## Written instruction
Return each line of the items below verbatim, leaving out the pictures.

## Dataset

[START]

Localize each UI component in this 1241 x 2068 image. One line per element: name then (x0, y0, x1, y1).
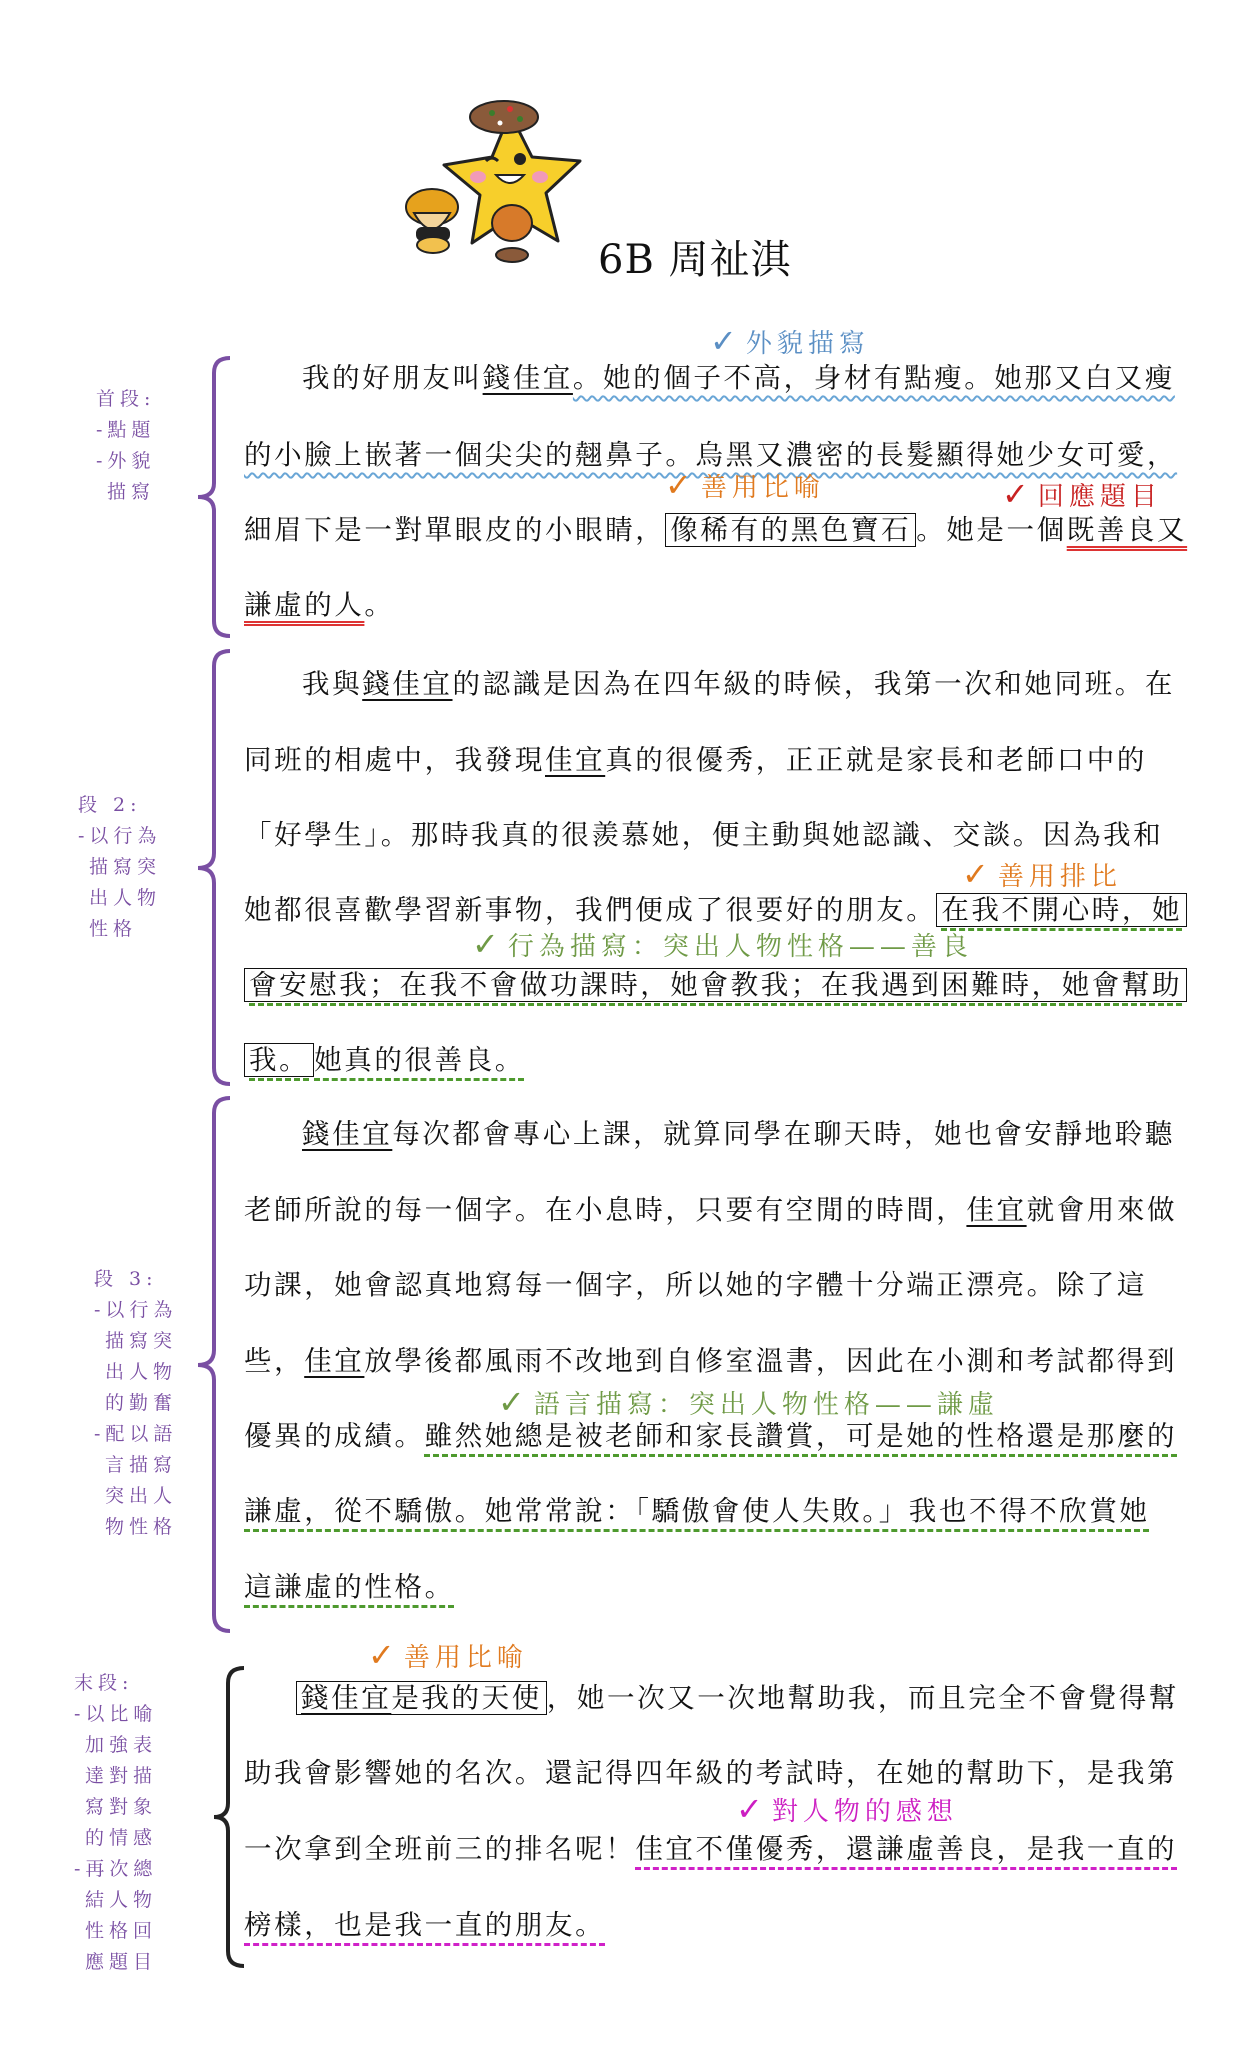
mascot-illustration (400, 95, 600, 265)
checkmark-icon: ✓ (962, 855, 994, 893)
p2-line6: 我。 她真的很善良。 (244, 1040, 525, 1080)
p3-line7: 這謙虛的性格。 (244, 1571, 455, 1603)
p1-line4: 謙虛的人。 (244, 589, 395, 621)
p3-line5: 優異的成績。雖然她總是被老師和家長讚賞，可是她的性格還是那麼的 (244, 1420, 1178, 1452)
p3-line1: 錢佳宜每次都會專心上課，就算同學在聊天時，她也會安靜地聆聽 (302, 1118, 1175, 1150)
star-character (444, 101, 580, 262)
annotation-simile1: ✓ 善用比喻 (665, 466, 825, 504)
parallel-box-start: 在我不開心時，她 (936, 893, 1187, 927)
p4-line1: 錢佳宜是我的天使 ，她一次又一次地幫助我，而且完全不會覺得幫 (244, 1678, 1179, 1718)
checkmark-icon: ✓ (665, 466, 697, 504)
side-label-paragraph4: 末段: -以比喻 加強表 達對描 寫對象 的情感 -再次總 結人物 性格回 應題目 (74, 1672, 158, 1973)
mushroom-figure (406, 189, 458, 253)
annotation-behavior: ✓ 行為描寫：突出人物性格——善良 (472, 925, 973, 963)
p4-line2: 助我會影響她的名次。還記得四年級的考試時，在她的幫助下，是我第 (244, 1757, 1178, 1789)
p2-line2: 同班的相處中，我發現佳宜真的很優秀，正正就是家長和老師口中的 (244, 744, 1148, 776)
p3-line2: 老師所說的每一個字。在小息時，只要有空閒的時間，佳宜就會用來做 (244, 1194, 1178, 1226)
annotation-parallel: ✓ 善用排比 (962, 855, 1122, 893)
p3-line4: 些，佳宜放學後都風雨不改地到自修室溫書，因此在小測和考試都得到 (244, 1345, 1178, 1377)
p1-line1: 我的好朋友叫錢佳宜。她的個子不高，身材有點瘦。她那又白又瘦 (302, 362, 1175, 394)
page-title: 6B 周祉淇 (598, 237, 792, 283)
checkmark-icon: ✓ (498, 1383, 530, 1421)
annotation-speech: ✓ 語言描寫：突出人物性格——謙虛 (498, 1383, 999, 1421)
metaphor-box: 錢佳宜是我的天使 (296, 1681, 547, 1715)
p3-line6: 謙虛，從不驕傲。她常常說：「驕傲會使人失敗。」我也不得不欣賞她 (244, 1495, 1150, 1527)
paragraph3-brace (192, 1095, 242, 1635)
p3-line3: 功課，她會認真地寫每一個字，所以她的字體十分端正漂亮。除了這 (244, 1269, 1147, 1301)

[END]

## Answer below
Localize each UI component in this 1241 x 2068 image. One line per element: name then (x0, y0, x1, y1).
mascot-illustration (400, 95, 600, 265)
checkmark-icon: ✓ (962, 855, 994, 893)
p2-line6: 我。 她真的很善良。 (244, 1040, 525, 1080)
p3-line7: 這謙虛的性格。 (244, 1571, 455, 1603)
p1-line4: 謙虛的人。 (244, 589, 395, 621)
p3-line5: 優異的成績。雖然她總是被老師和家長讚賞，可是她的性格還是那麼的 (244, 1420, 1178, 1452)
p3-line1: 錢佳宜每次都會專心上課，就算同學在聊天時，她也會安靜地聆聽 (302, 1118, 1175, 1150)
star-character (444, 101, 580, 262)
annotation-simile1: ✓ 善用比喻 (665, 466, 825, 504)
parallel-box-start: 在我不開心時，她 (936, 893, 1187, 927)
p4-line1: 錢佳宜是我的天使 ，她一次又一次地幫助我，而且完全不會覺得幫 (244, 1678, 1179, 1718)
checkmark-icon: ✓ (665, 466, 697, 504)
side-label-paragraph4: 末段: -以比喻 加強表 達對描 寫對象 的情感 -再次總 結人物 性格回 應題目 (74, 1672, 158, 1973)
mushroom-figure (406, 189, 458, 253)
annotation-behavior: ✓ 行為描寫：突出人物性格——善良 (472, 925, 973, 963)
p4-line2: 助我會影響她的名次。還記得四年級的考試時，在她的幫助下，是我第 (244, 1757, 1178, 1789)
p2-line2: 同班的相處中，我發現佳宜真的很優秀，正正就是家長和老師口中的 (244, 744, 1148, 776)
p3-line2: 老師所說的每一個字。在小息時，只要有空閒的時間，佳宜就會用來做 (244, 1194, 1178, 1226)
annotation-parallel: ✓ 善用排比 (962, 855, 1122, 893)
p3-line4: 些，佳宜放學後都風雨不改地到自修室溫書，因此在小測和考試都得到 (244, 1345, 1178, 1377)
p1-line1: 我的好朋友叫錢佳宜。她的個子不高，身材有點瘦。她那又白又瘦 (302, 362, 1175, 394)
page-title: 6B 周祉淇 (598, 237, 792, 283)
checkmark-icon: ✓ (498, 1383, 530, 1421)
annotation-speech: ✓ 語言描寫：突出人物性格——謙虛 (498, 1383, 999, 1421)
metaphor-box: 錢佳宜是我的天使 (296, 1681, 547, 1715)
p3-line6: 謙虛，從不驕傲。她常常說：「驕傲會使人失敗。」我也不得不欣賞她 (244, 1495, 1150, 1527)
paragraph3-brace (192, 1095, 242, 1635)
p3-line3: 功課，她會認真地寫每一個字，所以她的字體十分端正漂亮。除了這 (244, 1269, 1147, 1301)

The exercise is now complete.